Exercise inputs:
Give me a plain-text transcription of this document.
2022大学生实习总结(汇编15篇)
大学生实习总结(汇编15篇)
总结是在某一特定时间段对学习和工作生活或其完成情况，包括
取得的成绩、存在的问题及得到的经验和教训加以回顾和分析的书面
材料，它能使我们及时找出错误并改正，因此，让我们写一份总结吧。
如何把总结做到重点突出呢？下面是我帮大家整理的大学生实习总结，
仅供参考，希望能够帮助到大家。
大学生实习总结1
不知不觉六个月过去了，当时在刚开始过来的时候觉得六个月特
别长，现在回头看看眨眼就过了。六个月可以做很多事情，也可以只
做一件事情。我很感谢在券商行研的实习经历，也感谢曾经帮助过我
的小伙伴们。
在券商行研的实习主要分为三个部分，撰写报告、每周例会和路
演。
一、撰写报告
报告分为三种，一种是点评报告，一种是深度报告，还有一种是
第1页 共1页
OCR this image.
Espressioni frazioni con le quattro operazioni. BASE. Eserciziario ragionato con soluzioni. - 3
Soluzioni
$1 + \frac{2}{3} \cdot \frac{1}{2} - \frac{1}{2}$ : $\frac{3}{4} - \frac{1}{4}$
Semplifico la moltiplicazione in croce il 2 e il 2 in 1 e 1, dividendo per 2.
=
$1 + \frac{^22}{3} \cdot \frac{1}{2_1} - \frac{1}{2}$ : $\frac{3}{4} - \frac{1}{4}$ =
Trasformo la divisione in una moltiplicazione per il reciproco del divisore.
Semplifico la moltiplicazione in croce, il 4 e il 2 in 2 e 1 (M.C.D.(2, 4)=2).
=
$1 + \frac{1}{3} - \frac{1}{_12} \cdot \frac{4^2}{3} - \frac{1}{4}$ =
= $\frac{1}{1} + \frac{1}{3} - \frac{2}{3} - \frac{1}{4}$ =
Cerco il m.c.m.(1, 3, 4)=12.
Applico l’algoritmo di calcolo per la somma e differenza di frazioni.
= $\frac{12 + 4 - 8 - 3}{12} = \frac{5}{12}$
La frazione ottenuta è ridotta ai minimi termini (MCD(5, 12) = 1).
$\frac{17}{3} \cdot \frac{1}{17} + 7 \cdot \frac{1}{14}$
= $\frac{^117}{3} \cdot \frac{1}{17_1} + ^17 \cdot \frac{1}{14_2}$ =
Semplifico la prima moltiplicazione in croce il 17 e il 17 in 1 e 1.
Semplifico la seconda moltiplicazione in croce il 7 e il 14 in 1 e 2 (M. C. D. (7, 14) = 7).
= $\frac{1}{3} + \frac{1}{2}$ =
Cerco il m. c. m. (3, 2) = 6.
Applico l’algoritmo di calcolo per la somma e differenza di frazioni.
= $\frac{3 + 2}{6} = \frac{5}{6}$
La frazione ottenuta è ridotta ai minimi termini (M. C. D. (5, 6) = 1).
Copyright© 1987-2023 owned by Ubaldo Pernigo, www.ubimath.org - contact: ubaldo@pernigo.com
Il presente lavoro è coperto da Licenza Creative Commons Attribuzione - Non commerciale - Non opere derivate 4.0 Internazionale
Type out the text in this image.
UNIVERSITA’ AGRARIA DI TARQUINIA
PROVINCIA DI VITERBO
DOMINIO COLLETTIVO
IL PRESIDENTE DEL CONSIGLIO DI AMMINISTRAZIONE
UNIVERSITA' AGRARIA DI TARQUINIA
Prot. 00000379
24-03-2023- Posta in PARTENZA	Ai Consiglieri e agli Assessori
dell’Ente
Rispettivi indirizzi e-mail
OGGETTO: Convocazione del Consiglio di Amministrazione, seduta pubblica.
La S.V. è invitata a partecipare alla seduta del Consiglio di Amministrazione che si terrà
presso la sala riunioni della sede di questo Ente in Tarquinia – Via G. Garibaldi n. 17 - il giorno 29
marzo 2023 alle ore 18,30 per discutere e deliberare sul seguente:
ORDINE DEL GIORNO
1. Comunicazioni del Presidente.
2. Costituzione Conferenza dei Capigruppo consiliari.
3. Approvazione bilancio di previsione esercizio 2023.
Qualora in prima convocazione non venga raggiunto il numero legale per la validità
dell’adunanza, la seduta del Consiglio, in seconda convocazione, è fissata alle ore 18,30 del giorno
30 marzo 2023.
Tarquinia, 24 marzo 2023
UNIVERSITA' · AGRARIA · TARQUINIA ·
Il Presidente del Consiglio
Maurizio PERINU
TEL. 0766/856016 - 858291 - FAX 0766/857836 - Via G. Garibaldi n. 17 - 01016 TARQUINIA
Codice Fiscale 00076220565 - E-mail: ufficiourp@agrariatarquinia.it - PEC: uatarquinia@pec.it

What you have to do: Reproduce each record shown above without altering a single word.

Exercise solution:
Give me a plain-text transcription of this document.
2022大学生实习总结(汇编15篇)
大学生实习总结(汇编15篇)
总结是在某一特定时间段对学习和工作生活或其完成情况，包括
取得的成绩、存在的问题及得到的经验和教训加以回顾和分析的书面
材料，它能使我们及时找出错误并改正，因此，让我们写一份总结吧。
如何把总结做到重点突出呢？下面是我帮大家整理的大学生实习总结，
仅供参考，希望能够帮助到大家。
大学生实习总结1
不知不觉六个月过去了，当时在刚开始过来的时候觉得六个月特
别长，现在回头看看眨眼就过了。六个月可以做很多事情，也可以只
做一件事情。我很感谢在券商行研的实习经历，也感谢曾经帮助过我
的小伙伴们。
在券商行研的实习主要分为三个部分，撰写报告、每周例会和路
演。
一、撰写报告
报告分为三种，一种是点评报告，一种是深度报告，还有一种是
第1页 共1页
OCR this image.
Espressioni frazioni con le quattro operazioni. BASE. Eserciziario ragionato con soluzioni. - 3
Soluzioni
$1 + \frac{2}{3} \cdot \frac{1}{2} - \frac{1}{2}$ : $\frac{3}{4} - \frac{1}{4}$
Semplifico la moltiplicazione in croce il 2 e il 2 in 1 e 1, dividendo per 2.
=
$1 + \frac{^22}{3} \cdot \frac{1}{2_1} - \frac{1}{2}$ : $\frac{3}{4} - \frac{1}{4}$ =
Trasformo la divisione in una moltiplicazione per il reciproco del divisore.
Semplifico la moltiplicazione in croce, il 4 e il 2 in 2 e 1 (M.C.D.(2, 4)=2).
=
$1 + \frac{1}{3} - \frac{1}{_12} \cdot \frac{4^2}{3} - \frac{1}{4}$ =
= $\frac{1}{1} + \frac{1}{3} - \frac{2}{3} - \frac{1}{4}$ =
Cerco il m.c.m.(1, 3, 4)=12.
Applico l’algoritmo di calcolo per la somma e differenza di frazioni.
= $\frac{12 + 4 - 8 - 3}{12} = \frac{5}{12}$
La frazione ottenuta è ridotta ai minimi termini (MCD(5, 12) = 1).
$\frac{17}{3} \cdot \frac{1}{17} + 7 \cdot \frac{1}{14}$
= $\frac{^117}{3} \cdot \frac{1}{17_1} + ^17 \cdot \frac{1}{14_2}$ =
Semplifico la prima moltiplicazione in croce il 17 e il 17 in 1 e 1.
Semplifico la seconda moltiplicazione in croce il 7 e il 14 in 1 e 2 (M. C. D. (7, 14) = 7).
= $\frac{1}{3} + \frac{1}{2}$ =
Cerco il m. c. m. (3, 2) = 6.
Applico l’algoritmo di calcolo per la somma e differenza di frazioni.
= $\frac{3 + 2}{6} = \frac{5}{6}$
La frazione ottenuta è ridotta ai minimi termini (M. C. D. (5, 6) = 1).
Copyright© 1987-2023 owned by Ubaldo Pernigo, www.ubimath.org - contact: ubaldo@pernigo.com
Il presente lavoro è coperto da Licenza Creative Commons Attribuzione - Non commerciale - Non opere derivate 4.0 Internazionale
Type out the text in this image.
UNIVERSITA’ AGRARIA DI TARQUINIA
PROVINCIA DI VITERBO
DOMINIO COLLETTIVO
IL PRESIDENTE DEL CONSIGLIO DI AMMINISTRAZIONE
UNIVERSITA' AGRARIA DI TARQUINIA
Prot. 00000379
24-03-2023- Posta in PARTENZA	Ai Consiglieri e agli Assessori
dell’Ente
Rispettivi indirizzi e-mail
OGGETTO: Convocazione del Consiglio di Amministrazione, seduta pubblica.
La S.V. è invitata a partecipare alla seduta del Consiglio di Amministrazione che si terrà
presso la sala riunioni della sede di questo Ente in Tarquinia – Via G. Garibaldi n. 17 - il giorno 29
marzo 2023 alle ore 18,30 per discutere e deliberare sul seguente:
ORDINE DEL GIORNO
1. Comunicazioni del Presidente.
2. Costituzione Conferenza dei Capigruppo consiliari.
3. Approvazione bilancio di previsione esercizio 2023.
Qualora in prima convocazione non venga raggiunto il numero legale per la validità
dell’adunanza, la seduta del Consiglio, in seconda convocazione, è fissata alle ore 18,30 del giorno
30 marzo 2023.
Tarquinia, 24 marzo 2023
UNIVERSITA' · AGRARIA · TARQUINIA ·
Il Presidente del Consiglio
Maurizio PERINU
TEL. 0766/856016 - 858291 - FAX 0766/857836 - Via G. Garibaldi n. 17 - 01016 TARQUINIA
Codice Fiscale 00076220565 - E-mail: ufficiourp@agrariatarquinia.it - PEC: uatarquinia@pec.it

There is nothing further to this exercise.